### Aim
Find the lines below that contain the string "title". Copy each one.

### Provided information
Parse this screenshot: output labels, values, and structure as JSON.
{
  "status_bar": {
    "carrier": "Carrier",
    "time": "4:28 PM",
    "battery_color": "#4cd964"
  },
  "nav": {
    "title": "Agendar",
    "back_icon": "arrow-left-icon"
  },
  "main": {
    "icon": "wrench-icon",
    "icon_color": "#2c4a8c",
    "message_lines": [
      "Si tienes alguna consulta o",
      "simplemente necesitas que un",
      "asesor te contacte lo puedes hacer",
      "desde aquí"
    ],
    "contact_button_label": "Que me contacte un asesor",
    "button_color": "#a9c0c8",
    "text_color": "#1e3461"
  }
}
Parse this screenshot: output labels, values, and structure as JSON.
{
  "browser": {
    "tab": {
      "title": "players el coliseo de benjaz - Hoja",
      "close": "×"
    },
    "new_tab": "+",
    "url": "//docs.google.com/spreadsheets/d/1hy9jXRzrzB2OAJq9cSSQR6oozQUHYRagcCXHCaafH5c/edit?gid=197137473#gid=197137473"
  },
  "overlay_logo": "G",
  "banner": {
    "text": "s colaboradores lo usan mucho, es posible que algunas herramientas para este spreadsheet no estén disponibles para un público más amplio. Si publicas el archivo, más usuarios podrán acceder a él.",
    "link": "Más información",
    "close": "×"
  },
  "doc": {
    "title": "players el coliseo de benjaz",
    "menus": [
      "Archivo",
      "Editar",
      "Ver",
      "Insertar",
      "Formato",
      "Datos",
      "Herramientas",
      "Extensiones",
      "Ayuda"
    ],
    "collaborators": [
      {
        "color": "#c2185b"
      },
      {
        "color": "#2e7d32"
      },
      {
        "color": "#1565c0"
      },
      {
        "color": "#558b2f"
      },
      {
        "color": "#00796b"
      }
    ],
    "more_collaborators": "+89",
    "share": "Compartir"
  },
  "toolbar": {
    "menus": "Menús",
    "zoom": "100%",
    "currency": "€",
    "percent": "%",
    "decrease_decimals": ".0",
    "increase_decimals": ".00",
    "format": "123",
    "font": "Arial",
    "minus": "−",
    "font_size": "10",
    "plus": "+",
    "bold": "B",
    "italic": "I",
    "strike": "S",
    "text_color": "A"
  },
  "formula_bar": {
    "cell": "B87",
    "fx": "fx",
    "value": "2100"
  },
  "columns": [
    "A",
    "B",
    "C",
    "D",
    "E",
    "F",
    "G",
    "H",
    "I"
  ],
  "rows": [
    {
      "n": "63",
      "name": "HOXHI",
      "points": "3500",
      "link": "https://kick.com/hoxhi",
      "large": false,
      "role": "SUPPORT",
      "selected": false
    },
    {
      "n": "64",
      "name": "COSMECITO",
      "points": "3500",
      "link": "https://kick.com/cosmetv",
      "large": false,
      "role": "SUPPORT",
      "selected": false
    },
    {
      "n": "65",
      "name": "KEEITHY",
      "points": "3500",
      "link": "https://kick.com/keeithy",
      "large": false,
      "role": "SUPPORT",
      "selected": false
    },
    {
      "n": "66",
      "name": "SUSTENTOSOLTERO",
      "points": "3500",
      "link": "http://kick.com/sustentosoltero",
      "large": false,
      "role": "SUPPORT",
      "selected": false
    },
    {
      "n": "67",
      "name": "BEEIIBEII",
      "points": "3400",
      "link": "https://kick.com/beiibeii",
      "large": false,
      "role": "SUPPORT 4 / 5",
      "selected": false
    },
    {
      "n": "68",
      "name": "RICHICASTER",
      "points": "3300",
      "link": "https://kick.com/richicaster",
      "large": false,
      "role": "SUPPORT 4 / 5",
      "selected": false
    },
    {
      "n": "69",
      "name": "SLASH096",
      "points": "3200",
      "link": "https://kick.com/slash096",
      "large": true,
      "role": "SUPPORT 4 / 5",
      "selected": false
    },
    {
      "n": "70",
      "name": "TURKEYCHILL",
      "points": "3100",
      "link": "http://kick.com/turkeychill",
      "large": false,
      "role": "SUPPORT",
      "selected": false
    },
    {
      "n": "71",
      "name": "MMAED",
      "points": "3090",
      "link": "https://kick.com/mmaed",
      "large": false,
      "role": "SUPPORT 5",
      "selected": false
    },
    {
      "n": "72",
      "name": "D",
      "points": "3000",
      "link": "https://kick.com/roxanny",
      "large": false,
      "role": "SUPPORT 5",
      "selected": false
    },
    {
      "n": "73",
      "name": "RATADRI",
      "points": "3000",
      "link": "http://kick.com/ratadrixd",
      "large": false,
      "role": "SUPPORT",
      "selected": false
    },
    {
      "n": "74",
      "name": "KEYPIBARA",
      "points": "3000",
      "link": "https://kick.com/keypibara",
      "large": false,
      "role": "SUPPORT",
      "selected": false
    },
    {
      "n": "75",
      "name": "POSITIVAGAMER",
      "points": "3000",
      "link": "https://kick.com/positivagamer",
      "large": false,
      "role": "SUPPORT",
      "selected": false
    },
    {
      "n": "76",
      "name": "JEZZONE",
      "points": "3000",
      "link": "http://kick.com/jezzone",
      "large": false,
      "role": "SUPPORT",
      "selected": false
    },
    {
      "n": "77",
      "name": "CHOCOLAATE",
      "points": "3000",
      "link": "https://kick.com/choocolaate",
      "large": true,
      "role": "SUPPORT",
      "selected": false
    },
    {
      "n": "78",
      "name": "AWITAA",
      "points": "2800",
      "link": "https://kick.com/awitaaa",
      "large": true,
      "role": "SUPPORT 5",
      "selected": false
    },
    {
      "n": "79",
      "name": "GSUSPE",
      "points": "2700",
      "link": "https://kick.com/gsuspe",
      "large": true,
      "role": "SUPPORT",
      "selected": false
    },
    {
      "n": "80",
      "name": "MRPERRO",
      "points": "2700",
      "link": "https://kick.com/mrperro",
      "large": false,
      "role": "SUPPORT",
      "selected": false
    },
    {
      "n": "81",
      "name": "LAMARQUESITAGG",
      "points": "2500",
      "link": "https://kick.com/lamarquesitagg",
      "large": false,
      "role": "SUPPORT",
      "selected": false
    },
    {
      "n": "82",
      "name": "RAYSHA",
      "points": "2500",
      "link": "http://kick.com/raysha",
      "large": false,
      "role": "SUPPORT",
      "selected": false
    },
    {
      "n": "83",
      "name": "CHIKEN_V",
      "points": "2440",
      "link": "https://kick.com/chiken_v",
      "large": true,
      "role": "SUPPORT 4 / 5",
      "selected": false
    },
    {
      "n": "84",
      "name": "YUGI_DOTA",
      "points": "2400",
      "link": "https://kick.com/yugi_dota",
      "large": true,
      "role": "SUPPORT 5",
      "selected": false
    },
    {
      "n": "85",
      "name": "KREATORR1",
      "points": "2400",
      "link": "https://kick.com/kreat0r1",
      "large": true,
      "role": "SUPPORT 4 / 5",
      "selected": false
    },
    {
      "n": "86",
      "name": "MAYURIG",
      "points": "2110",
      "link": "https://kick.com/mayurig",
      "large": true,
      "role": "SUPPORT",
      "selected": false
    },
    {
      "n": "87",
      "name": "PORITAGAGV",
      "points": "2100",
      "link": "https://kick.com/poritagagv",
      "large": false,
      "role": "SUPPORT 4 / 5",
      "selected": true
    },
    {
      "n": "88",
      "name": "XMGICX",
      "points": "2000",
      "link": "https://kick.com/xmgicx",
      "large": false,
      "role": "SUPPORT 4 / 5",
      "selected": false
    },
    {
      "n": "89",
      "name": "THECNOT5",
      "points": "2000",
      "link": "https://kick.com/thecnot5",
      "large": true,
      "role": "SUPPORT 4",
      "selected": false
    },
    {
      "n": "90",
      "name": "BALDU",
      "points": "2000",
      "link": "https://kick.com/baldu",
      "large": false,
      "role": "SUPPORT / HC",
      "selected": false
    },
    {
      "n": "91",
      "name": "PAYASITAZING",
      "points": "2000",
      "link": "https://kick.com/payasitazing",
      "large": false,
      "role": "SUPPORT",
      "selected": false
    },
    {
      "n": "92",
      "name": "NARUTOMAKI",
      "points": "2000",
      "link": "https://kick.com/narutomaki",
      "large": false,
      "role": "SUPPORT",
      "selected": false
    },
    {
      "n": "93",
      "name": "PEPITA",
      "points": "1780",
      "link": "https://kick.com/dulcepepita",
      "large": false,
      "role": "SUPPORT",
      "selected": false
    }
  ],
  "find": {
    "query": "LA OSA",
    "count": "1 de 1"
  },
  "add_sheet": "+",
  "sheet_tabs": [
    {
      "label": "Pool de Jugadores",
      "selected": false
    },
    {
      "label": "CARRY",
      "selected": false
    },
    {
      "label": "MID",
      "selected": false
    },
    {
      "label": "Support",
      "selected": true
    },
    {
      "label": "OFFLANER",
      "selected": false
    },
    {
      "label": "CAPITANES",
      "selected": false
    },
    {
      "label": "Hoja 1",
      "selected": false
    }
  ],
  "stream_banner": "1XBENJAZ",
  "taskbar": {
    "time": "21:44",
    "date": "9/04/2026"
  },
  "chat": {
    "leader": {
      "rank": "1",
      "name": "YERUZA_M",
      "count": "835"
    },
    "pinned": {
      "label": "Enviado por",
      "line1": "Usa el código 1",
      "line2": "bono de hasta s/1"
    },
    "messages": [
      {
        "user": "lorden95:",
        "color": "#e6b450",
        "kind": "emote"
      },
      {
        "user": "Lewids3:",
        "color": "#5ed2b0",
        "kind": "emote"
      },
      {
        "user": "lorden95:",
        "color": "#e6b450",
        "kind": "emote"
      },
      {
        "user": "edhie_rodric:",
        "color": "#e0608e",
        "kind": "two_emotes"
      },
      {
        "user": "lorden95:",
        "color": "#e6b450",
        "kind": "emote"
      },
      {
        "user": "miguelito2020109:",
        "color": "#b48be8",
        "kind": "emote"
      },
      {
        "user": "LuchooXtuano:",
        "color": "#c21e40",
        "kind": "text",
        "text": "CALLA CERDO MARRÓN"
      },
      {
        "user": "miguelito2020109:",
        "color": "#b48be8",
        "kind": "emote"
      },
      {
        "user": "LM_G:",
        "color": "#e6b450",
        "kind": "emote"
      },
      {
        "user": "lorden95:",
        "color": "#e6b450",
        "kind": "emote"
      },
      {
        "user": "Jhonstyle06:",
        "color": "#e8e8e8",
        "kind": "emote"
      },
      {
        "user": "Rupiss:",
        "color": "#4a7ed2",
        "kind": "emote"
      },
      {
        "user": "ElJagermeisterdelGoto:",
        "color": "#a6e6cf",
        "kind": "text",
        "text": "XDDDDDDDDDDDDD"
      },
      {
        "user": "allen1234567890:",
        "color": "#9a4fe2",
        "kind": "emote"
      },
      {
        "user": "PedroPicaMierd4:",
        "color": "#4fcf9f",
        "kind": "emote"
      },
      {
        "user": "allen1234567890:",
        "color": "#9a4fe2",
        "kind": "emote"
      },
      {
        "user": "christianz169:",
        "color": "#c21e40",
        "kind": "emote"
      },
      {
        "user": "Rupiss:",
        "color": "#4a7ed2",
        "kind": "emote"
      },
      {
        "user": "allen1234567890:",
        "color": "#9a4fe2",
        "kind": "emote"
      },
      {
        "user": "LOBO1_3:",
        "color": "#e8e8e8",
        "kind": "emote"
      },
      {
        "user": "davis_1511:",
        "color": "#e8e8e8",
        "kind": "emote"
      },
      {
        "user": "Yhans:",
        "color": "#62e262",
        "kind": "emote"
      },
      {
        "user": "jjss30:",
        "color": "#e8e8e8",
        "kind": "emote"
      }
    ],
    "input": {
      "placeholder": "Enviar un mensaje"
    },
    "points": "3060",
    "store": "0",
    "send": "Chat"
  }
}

### Finished exercise
    "title": "Agendar",
      "title": "players el coliseo de benjaz - Hoja",
    "title": "players el coliseo de benjaz",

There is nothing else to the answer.